**Required task:** Sift the listing for lines that hold the string "position" and pull them out.

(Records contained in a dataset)
++++++++++
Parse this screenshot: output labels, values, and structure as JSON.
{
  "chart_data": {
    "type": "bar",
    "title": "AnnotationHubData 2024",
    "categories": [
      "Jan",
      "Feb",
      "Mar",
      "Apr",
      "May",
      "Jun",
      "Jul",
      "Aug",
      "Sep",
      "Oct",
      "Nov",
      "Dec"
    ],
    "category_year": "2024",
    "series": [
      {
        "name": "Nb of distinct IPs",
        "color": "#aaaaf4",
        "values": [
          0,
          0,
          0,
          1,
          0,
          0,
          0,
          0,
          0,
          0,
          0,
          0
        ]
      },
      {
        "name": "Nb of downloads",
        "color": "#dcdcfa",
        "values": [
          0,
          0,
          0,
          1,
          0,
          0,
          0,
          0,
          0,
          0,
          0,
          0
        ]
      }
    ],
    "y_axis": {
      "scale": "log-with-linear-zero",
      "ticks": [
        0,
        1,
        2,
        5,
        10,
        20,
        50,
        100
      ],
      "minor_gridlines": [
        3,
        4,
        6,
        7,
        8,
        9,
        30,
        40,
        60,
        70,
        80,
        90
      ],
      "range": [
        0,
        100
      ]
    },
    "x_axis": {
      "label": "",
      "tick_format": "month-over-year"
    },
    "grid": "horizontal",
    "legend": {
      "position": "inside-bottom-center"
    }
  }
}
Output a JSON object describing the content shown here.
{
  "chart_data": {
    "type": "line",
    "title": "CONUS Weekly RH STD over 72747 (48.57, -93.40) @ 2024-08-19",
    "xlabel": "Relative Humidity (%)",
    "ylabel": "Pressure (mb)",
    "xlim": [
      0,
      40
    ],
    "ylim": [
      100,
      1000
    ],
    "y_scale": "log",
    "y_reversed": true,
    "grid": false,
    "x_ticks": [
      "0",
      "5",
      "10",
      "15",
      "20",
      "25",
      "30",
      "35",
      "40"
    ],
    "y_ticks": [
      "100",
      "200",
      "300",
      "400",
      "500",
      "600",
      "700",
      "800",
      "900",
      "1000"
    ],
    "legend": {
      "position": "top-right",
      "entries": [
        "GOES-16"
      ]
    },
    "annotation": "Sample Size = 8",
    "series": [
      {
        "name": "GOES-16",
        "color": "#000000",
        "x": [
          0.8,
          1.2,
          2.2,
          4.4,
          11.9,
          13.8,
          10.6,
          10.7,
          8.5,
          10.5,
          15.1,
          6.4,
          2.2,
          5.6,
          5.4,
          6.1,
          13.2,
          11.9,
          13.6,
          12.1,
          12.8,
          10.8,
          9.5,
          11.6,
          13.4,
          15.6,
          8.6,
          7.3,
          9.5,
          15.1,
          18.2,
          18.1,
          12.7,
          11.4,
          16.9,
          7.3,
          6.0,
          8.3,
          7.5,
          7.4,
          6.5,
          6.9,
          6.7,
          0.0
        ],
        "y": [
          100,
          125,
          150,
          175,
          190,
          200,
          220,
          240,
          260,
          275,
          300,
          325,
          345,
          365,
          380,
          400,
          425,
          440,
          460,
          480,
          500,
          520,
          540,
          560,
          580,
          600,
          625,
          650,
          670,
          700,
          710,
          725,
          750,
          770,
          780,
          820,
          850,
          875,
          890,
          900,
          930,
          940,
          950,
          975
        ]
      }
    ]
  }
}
++++++++++
**The output:**
      "position": "inside-bottom-center"
      "position": "top-right",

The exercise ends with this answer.